_TASK TO COMPLETE_:
Reproduce the material below word for word, starting at its first line and ending at the line that contains "700, 367, 722]", with both of those lines included.

_DATA EXTRACT_:
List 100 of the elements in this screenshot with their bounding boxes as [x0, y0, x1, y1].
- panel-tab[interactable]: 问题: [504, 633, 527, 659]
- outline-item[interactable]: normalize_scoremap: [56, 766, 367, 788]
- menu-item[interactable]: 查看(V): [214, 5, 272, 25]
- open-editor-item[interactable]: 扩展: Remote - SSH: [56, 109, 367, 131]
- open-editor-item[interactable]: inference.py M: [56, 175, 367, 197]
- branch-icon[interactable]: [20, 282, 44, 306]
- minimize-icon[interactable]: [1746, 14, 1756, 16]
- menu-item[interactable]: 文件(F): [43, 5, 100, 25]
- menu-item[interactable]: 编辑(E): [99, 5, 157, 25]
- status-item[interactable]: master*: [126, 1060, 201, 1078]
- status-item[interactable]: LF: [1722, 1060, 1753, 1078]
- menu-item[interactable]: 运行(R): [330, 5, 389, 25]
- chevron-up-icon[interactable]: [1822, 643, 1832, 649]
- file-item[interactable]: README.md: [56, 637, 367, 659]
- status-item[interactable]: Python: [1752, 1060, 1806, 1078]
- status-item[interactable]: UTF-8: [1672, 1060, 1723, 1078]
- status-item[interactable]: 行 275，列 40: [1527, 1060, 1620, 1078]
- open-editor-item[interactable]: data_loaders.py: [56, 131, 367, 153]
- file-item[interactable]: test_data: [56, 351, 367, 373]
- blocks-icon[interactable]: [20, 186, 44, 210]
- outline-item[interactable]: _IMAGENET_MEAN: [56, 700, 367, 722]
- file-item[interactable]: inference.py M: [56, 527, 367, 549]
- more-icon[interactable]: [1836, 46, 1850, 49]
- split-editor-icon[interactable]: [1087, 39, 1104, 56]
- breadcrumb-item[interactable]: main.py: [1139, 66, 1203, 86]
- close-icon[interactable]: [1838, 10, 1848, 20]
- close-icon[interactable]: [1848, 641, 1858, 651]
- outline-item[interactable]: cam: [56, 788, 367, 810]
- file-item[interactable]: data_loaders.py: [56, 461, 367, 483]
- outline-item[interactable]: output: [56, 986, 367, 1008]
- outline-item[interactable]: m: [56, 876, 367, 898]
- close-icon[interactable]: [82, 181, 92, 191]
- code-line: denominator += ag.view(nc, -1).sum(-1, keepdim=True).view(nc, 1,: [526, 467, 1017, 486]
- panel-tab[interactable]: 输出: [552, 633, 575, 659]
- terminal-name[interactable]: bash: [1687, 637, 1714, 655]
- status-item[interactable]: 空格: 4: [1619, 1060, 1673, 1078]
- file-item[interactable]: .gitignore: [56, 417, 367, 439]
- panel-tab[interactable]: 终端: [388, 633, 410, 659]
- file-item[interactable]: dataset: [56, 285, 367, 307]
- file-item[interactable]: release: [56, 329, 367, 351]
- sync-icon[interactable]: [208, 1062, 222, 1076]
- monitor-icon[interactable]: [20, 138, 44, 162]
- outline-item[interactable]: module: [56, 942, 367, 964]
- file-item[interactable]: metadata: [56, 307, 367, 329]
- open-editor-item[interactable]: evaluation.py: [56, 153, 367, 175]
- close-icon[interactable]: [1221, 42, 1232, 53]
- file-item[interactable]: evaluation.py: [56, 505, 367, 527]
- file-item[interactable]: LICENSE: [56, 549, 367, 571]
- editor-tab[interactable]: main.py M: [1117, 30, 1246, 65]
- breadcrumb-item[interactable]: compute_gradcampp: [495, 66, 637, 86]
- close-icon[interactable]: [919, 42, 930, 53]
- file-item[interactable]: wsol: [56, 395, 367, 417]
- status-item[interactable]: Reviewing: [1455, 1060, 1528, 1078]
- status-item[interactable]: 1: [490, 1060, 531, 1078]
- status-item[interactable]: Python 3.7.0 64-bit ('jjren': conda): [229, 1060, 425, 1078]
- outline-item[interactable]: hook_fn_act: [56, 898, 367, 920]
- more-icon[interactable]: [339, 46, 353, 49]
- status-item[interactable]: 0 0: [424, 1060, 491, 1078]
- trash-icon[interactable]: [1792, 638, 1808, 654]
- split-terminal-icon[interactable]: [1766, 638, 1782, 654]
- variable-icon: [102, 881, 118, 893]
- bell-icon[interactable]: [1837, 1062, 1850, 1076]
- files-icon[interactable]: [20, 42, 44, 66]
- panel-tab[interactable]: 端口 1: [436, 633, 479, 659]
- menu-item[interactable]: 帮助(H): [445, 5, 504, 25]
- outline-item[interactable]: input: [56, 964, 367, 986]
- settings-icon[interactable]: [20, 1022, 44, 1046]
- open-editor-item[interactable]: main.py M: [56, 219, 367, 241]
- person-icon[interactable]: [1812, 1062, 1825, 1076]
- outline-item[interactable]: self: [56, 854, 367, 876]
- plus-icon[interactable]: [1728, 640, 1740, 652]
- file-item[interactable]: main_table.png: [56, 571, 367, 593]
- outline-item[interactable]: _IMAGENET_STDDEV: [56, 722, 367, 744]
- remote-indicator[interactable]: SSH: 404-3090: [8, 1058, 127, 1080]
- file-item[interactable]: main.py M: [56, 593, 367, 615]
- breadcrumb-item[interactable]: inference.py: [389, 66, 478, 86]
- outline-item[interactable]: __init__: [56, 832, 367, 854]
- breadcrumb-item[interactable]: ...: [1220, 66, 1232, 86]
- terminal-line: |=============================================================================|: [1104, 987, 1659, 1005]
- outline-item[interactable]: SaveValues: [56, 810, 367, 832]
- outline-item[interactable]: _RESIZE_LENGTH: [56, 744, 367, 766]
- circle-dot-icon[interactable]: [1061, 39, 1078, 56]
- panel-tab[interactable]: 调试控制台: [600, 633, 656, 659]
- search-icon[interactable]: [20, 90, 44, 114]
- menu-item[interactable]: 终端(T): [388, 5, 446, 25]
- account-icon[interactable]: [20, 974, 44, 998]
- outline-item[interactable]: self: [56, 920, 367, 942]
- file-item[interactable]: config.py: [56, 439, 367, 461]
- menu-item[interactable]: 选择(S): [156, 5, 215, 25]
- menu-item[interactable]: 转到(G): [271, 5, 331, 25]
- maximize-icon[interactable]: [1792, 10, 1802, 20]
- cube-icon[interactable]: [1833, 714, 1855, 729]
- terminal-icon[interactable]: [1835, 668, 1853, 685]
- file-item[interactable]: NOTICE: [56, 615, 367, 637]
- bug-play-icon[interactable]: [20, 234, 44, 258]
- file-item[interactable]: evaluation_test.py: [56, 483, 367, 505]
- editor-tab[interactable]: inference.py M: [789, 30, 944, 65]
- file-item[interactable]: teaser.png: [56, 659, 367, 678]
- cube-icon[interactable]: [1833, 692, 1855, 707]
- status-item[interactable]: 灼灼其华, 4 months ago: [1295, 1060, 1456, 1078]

_SOLUTION TO THIS PROBLEM_:
List 100 of the elements in this screenshot with their bounding boxes as [x0, y0, x1, y1].
- panel-tab[interactable]: 问题: [504, 633, 527, 659]
- outline-item[interactable]: normalize_scoremap: [56, 766, 367, 788]
- menu-item[interactable]: 查看(V): [214, 5, 272, 25]
- open-editor-item[interactable]: 扩展: Remote - SSH: [56, 109, 367, 131]
- open-editor-item[interactable]: inference.py M: [56, 175, 367, 197]
- branch-icon[interactable]: [20, 282, 44, 306]
- minimize-icon[interactable]: [1746, 14, 1756, 16]
- menu-item[interactable]: 文件(F): [43, 5, 100, 25]
- menu-item[interactable]: 编辑(E): [99, 5, 157, 25]
- status-item[interactable]: master*: [126, 1060, 201, 1078]
- status-item[interactable]: LF: [1722, 1060, 1753, 1078]
- menu-item[interactable]: 运行(R): [330, 5, 389, 25]
- chevron-up-icon[interactable]: [1822, 643, 1832, 649]
- file-item[interactable]: README.md: [56, 637, 367, 659]
- status-item[interactable]: Python: [1752, 1060, 1806, 1078]
- status-item[interactable]: UTF-8: [1672, 1060, 1723, 1078]
- status-item[interactable]: 行 275，列 40: [1527, 1060, 1620, 1078]
- open-editor-item[interactable]: data_loaders.py: [56, 131, 367, 153]
- file-item[interactable]: test_data: [56, 351, 367, 373]
- blocks-icon[interactable]: [20, 186, 44, 210]
- outline-item[interactable]: _IMAGENET_MEAN: [56, 700, 367, 722]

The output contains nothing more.